Goal | Work out how many lines of the material below mention the word "User"; reply with the number only.

Data supplied |
┌──
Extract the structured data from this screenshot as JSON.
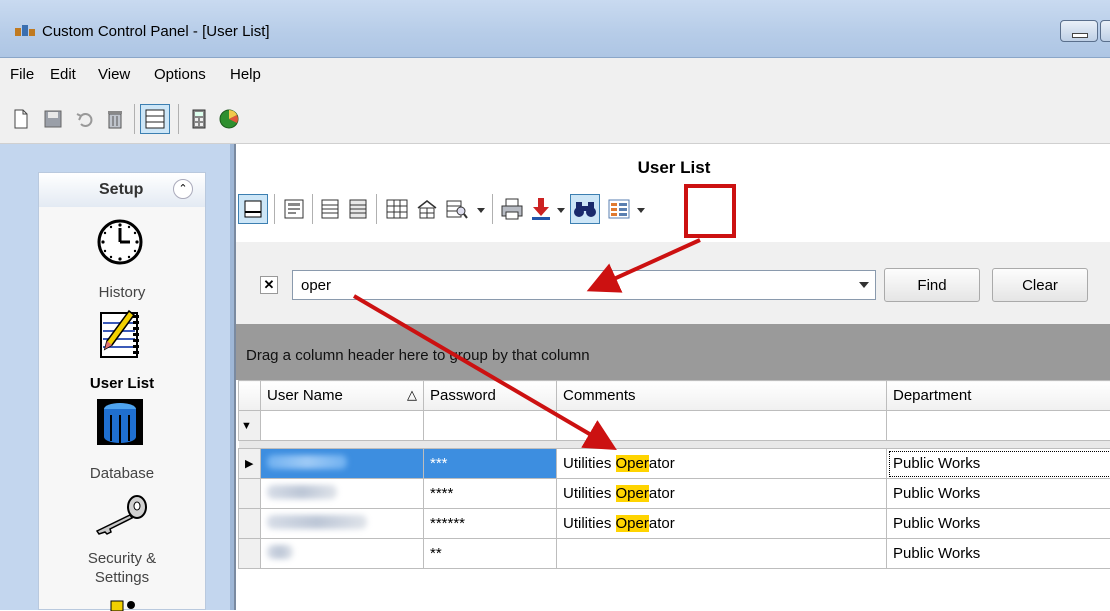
{
  "window": {
    "title": "Custom Control Panel - [User List]"
  },
  "menu": {
    "file": "File",
    "edit": "Edit",
    "view": "View",
    "options": "Options",
    "help": "Help"
  },
  "nav": {
    "header": "Setup",
    "items": [
      {
        "label": "History",
        "icon": "clock-icon"
      },
      {
        "label": "User List",
        "icon": "notepad-icon",
        "active": true
      },
      {
        "label": "Database",
        "icon": "database-icon"
      },
      {
        "label": "Security & Settings",
        "icon": "key-icon"
      }
    ]
  },
  "panel": {
    "title": "User List"
  },
  "find": {
    "value": "oper",
    "find_label": "Find",
    "clear_label": "Clear"
  },
  "group": {
    "text": "Drag a column header here to group by that column"
  },
  "table": {
    "columns": [
      "User Name",
      "Password",
      "Comments",
      "Department"
    ],
    "rows": [
      {
        "password": "***",
        "comment_pre": "Utilities ",
        "comment_hl": "Oper",
        "comment_post": "ator",
        "department": "Public Works"
      },
      {
        "password": "****",
        "comment_pre": "Utilities ",
        "comment_hl": "Oper",
        "comment_post": "ator",
        "department": "Public Works"
      },
      {
        "password": "******",
        "comment_pre": "Utilities ",
        "comment_hl": "Oper",
        "comment_post": "ator",
        "department": "Public Works"
      },
      {
        "password": "**",
        "comment_pre": "",
        "comment_hl": "",
        "comment_post": "",
        "department": "Public Works"
      }
    ]
  },
  "colors": {
    "highlight": "#ffd400",
    "annotation": "#cc1111"
  }
}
└──
Answer to this problem | 4